- To do
Reproduce the entire listing word for word.

________________________

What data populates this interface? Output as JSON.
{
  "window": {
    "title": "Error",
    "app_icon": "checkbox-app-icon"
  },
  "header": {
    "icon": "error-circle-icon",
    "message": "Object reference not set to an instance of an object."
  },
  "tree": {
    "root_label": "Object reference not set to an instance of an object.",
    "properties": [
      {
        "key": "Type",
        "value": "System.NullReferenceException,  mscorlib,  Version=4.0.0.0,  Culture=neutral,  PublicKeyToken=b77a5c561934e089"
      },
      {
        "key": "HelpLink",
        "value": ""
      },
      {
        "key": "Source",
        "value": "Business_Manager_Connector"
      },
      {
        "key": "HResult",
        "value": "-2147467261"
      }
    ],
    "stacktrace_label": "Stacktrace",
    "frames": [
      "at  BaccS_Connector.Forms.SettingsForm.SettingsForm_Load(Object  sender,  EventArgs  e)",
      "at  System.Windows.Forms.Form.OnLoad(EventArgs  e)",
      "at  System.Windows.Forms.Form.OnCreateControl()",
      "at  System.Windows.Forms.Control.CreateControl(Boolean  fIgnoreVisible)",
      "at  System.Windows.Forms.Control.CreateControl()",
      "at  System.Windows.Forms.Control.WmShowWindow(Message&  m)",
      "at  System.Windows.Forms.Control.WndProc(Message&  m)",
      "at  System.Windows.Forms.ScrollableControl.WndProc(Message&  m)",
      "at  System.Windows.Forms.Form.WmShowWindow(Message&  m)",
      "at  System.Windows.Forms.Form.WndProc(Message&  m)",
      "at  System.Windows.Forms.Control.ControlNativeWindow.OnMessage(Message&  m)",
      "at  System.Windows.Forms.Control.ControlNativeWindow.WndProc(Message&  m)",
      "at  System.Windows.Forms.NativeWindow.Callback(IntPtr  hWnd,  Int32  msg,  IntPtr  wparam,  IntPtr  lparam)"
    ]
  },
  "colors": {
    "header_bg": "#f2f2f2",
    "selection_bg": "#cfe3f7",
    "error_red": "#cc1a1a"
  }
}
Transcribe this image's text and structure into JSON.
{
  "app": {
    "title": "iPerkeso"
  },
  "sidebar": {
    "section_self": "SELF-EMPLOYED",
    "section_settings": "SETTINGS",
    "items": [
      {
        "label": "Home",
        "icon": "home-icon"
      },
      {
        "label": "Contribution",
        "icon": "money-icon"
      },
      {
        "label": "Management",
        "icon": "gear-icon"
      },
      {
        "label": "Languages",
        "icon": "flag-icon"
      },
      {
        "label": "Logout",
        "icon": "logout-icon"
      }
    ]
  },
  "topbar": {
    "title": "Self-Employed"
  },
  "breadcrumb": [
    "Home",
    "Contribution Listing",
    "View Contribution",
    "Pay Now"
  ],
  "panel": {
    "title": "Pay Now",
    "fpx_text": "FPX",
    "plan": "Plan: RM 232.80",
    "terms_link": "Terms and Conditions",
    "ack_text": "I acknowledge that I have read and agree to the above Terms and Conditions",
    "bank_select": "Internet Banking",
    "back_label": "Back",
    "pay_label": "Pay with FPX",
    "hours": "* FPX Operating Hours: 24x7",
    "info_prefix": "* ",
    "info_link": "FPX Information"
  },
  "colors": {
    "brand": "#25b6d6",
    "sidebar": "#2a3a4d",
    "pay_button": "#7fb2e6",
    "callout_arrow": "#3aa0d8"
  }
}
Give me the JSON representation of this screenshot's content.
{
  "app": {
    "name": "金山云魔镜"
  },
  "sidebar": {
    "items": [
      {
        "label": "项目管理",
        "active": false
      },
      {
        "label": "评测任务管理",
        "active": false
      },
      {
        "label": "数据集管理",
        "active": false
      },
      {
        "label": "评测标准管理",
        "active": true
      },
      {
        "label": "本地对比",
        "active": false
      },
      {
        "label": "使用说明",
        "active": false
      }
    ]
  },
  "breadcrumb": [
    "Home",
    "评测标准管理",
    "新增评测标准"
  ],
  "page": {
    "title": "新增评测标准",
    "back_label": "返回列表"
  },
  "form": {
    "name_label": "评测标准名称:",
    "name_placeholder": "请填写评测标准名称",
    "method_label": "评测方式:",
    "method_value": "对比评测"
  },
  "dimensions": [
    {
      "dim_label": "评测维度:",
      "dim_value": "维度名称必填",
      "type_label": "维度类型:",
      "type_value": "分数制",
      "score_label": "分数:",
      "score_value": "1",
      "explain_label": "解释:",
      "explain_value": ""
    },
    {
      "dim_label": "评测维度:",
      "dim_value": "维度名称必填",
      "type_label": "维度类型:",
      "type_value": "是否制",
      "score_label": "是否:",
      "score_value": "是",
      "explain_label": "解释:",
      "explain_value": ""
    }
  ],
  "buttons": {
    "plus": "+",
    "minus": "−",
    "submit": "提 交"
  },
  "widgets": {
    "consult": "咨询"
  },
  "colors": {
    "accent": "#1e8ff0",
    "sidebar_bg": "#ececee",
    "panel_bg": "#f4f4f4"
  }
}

________________________

- Answer to the task
What data populates this interface? Output as JSON.
{
  "window": {
    "title": "Error",
    "app_icon": "checkbox-app-icon"
  },
  "header": {
    "icon": "error-circle-icon",
    "message": "Object reference not set to an instance of an object."
  },
  "tree": {
    "root_label": "Object reference not set to an instance of an object.",
    "properties": [
      {
        "key": "Type",
        "value": "System.NullReferenceException,  mscorlib,  Version=4.0.0.0,  Culture=neutral,  PublicKeyToken=b77a5c561934e089"
      },
      {
        "key": "HelpLink",
        "value": ""
      },
      {
        "key": "Source",
        "value": "Business_Manager_Connector"
      },
      {
        "key": "HResult",
        "value": "-2147467261"
      }
    ],
    "stacktrace_label": "Stacktrace",
    "frames": [
      "at  BaccS_Connector.Forms.SettingsForm.SettingsForm_Load(Object  sender,  EventArgs  e)",
      "at  System.Windows.Forms.Form.OnLoad(EventArgs  e)",
      "at  System.Windows.Forms.Form.OnCreateControl()",
      "at  System.Windows.Forms.Control.CreateControl(Boolean  fIgnoreVisible)",
      "at  System.Windows.Forms.Control.CreateControl()",
      "at  System.Windows.Forms.Control.WmShowWindow(Message&  m)",
      "at  System.Windows.Forms.Control.WndProc(Message&  m)",
      "at  System.Windows.Forms.ScrollableControl.WndProc(Message&  m)",
      "at  System.Windows.Forms.Form.WmShowWindow(Message&  m)",
      "at  System.Windows.Forms.Form.WndProc(Message&  m)",
      "at  System.Windows.Forms.Control.ControlNativeWindow.OnMessage(Message&  m)",
      "at  System.Windows.Forms.Control.ControlNativeWindow.WndProc(Message&  m)",
      "at  System.Windows.Forms.NativeWindow.Callback(IntPtr  hWnd,  Int32  msg,  IntPtr  wparam,  IntPtr  lparam)"
    ]
  },
  "colors": {
    "header_bg": "#f2f2f2",
    "selection_bg": "#cfe3f7",
    "error_red": "#cc1a1a"
  }
}
Transcribe this image's text and structure into JSON.
{
  "app": {
    "title": "iPerkeso"
  },
  "sidebar": {
    "section_self": "SELF-EMPLOYED",
    "section_settings": "SETTINGS",
    "items": [
      {
        "label": "Home",
        "icon": "home-icon"
      },
      {
        "label": "Contribution",
        "icon": "money-icon"
      },
      {
        "label": "Management",
        "icon": "gear-icon"
      },
      {
        "label": "Languages",
        "icon": "flag-icon"
      },
      {
        "label": "Logout",
        "icon": "logout-icon"
      }
    ]
  },
  "topbar": {
    "title": "Self-Employed"
  },
  "breadcrumb": [
    "Home",
    "Contribution Listing",
    "View Contribution",
    "Pay Now"
  ],
  "panel": {
    "title": "Pay Now",
    "fpx_text": "FPX",
    "plan": "Plan: RM 232.80",
    "terms_link": "Terms and Conditions",
    "ack_text": "I acknowledge that I have read and agree to the above Terms and Conditions",
    "bank_select": "Internet Banking",
    "back_label": "Back",
    "pay_label": "Pay with FPX",
    "hours": "* FPX Operating Hours: 24x7",
    "info_prefix": "* ",
    "info_link": "FPX Information"
  },
  "colors": {
    "brand": "#25b6d6",
    "sidebar": "#2a3a4d",
    "pay_button": "#7fb2e6",
    "callout_arrow": "#3aa0d8"
  }
}
Give me the JSON representation of this screenshot's content.
{
  "app": {
    "name": "金山云魔镜"
  },
  "sidebar": {
    "items": [
      {
        "label": "项目管理",
        "active": false
      },
      {
        "label": "评测任务管理",
        "active": false
      },
      {
        "label": "数据集管理",
        "active": false
      },
      {
        "label": "评测标准管理",
        "active": true
      },
      {
        "label": "本地对比",
        "active": false
      },
      {
        "label": "使用说明",
        "active": false
      }
    ]
  },
  "breadcrumb": [
    "Home",
    "评测标准管理",
    "新增评测标准"
  ],
  "page": {
    "title": "新增评测标准",
    "back_label": "返回列表"
  },
  "form": {
    "name_label": "评测标准名称:",
    "name_placeholder": "请填写评测标准名称",
    "method_label": "评测方式:",
    "method_value": "对比评测"
  },
  "dimensions": [
    {
      "dim_label": "评测维度:",
      "dim_value": "维度名称必填",
      "type_label": "维度类型:",
      "type_value": "分数制",
      "score_label": "分数:",
      "score_value": "1",
      "explain_label": "解释:",
      "explain_value": ""
    },
    {
      "dim_label": "评测维度:",
      "dim_value": "维度名称必填",
      "type_label": "维度类型:",
      "type_value": "是否制",
      "score_label": "是否:",
      "score_value": "是",
      "explain_label": "解释:",
      "explain_value": ""
    }
  ],
  "buttons": {
    "plus": "+",
    "minus": "−",
    "submit": "提 交"
  },
  "widgets": {
    "consult": "咨询"
  },
  "colors": {
    "accent": "#1e8ff0",
    "sidebar_bg": "#ececee",
    "panel_bg": "#f4f4f4"
  }
}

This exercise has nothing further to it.